▸ **WHAT IS REQUIRED**:
Return every line below as is, leaving out the pictures.

::: TASK INPUT :::

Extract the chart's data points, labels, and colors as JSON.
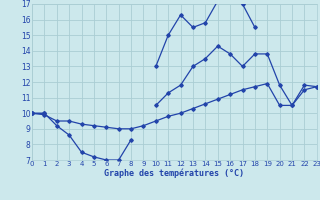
{
  "title": "Graphe des températures (°C)",
  "bg_color": "#cce8ec",
  "grid_color": "#aacdd4",
  "line_color": "#2244aa",
  "x_hours": [
    0,
    1,
    2,
    3,
    4,
    5,
    6,
    7,
    8,
    9,
    10,
    11,
    12,
    13,
    14,
    15,
    16,
    17,
    18,
    19,
    20,
    21,
    22,
    23
  ],
  "line_max": [
    10.0,
    10.0,
    9.2,
    8.6,
    7.5,
    7.2,
    7.0,
    7.0,
    8.3,
    null,
    13.0,
    15.0,
    16.3,
    15.5,
    15.8,
    17.2,
    17.3,
    17.0,
    15.5,
    null,
    null,
    null,
    null,
    null
  ],
  "line_cur": [
    10.0,
    10.0,
    null,
    null,
    null,
    null,
    null,
    null,
    null,
    null,
    10.5,
    11.3,
    11.8,
    13.0,
    13.5,
    14.3,
    13.8,
    13.0,
    13.8,
    13.8,
    11.8,
    10.5,
    11.8,
    11.7
  ],
  "line_min": [
    10.0,
    9.9,
    9.5,
    9.5,
    9.3,
    9.2,
    9.1,
    9.0,
    9.0,
    9.2,
    9.5,
    9.8,
    10.0,
    10.3,
    10.6,
    10.9,
    11.2,
    11.5,
    11.7,
    11.9,
    10.5,
    10.5,
    11.5,
    11.7
  ],
  "ylim": [
    7,
    17
  ],
  "xlim": [
    0,
    23
  ],
  "yticks": [
    7,
    8,
    9,
    10,
    11,
    12,
    13,
    14,
    15,
    16,
    17
  ],
  "xticks": [
    0,
    1,
    2,
    3,
    4,
    5,
    6,
    7,
    8,
    9,
    10,
    11,
    12,
    13,
    14,
    15,
    16,
    17,
    18,
    19,
    20,
    21,
    22,
    23
  ],
  "ylabel_fontsize": 5.5,
  "xlabel_fontsize": 5.0,
  "marker_size": 1.8,
  "line_width": 0.9
}
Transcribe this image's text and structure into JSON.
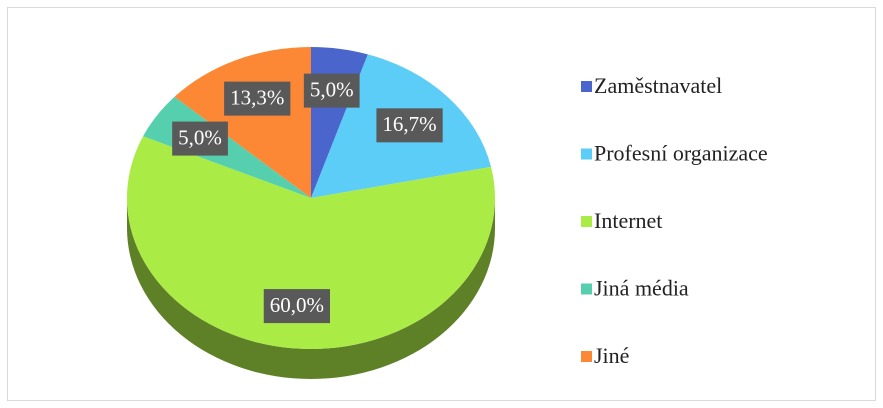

:::

▸ **FULL OUTPUT**:
Extract the chart's data points, labels, and colors as JSON.
{
  "title": "Graphe des températures (°C)",
  "bg_color": "#cce8ec",
  "grid_color": "#aacdd4",
  "line_color": "#2244aa",
  "x_hours": [
    0,
    1,
    2,
    3,
    4,
    5,
    6,
    7,
    8,
    9,
    10,
    11,
    12,
    13,
    14,
    15,
    16,
    17,
    18,
    19,
    20,
    21,
    22,
    23
  ],
  "line_max": [
    10.0,
    10.0,
    9.2,
    8.6,
    7.5,
    7.2,
    7.0,
    7.0,
    8.3,
    null,
    13.0,
    15.0,
    16.3,
    15.5,
    15.8,
    17.2,
    17.3,
    17.0,
    15.5,
    null,
    null,
    null,
    null,
    null
  ],
  "line_cur": [
    10.0,
    10.0,
    null,
    null,
    null,
    null,
    null,
    null,
    null,
    null,
    10.5,
    11.3,
    11.8,
    13.0,
    13.5,
    14.3,
    13.8,
    13.0,
    13.8,
    13.8,
    11.8,
    10.5,
    11.8,
    11.7
  ],
  "line_min": [
    10.0,
    9.9,
    9.5,
    9.5,
    9.3,
    9.2,
    9.1,
    9.0,
    9.0,
    9.2,
    9.5,
    9.8,
    10.0,
    10.3,
    10.6,
    10.9,
    11.2,
    11.5,
    11.7,
    11.9,
    10.5,
    10.5,
    11.5,
    11.7
  ],
  "ylim": [
    7,
    17
  ],
  "xlim": [
    0,
    23
  ],
  "yticks": [
    7,
    8,
    9,
    10,
    11,
    12,
    13,
    14,
    15,
    16,
    17
  ],
  "xticks": [
    0,
    1,
    2,
    3,
    4,
    5,
    6,
    7,
    8,
    9,
    10,
    11,
    12,
    13,
    14,
    15,
    16,
    17,
    18,
    19,
    20,
    21,
    22,
    23
  ],
  "ylabel_fontsize": 5.5,
  "xlabel_fontsize": 5.0,
  "marker_size": 1.8,
  "line_width": 0.9
}
Transcribe this image's text and structure into JSON.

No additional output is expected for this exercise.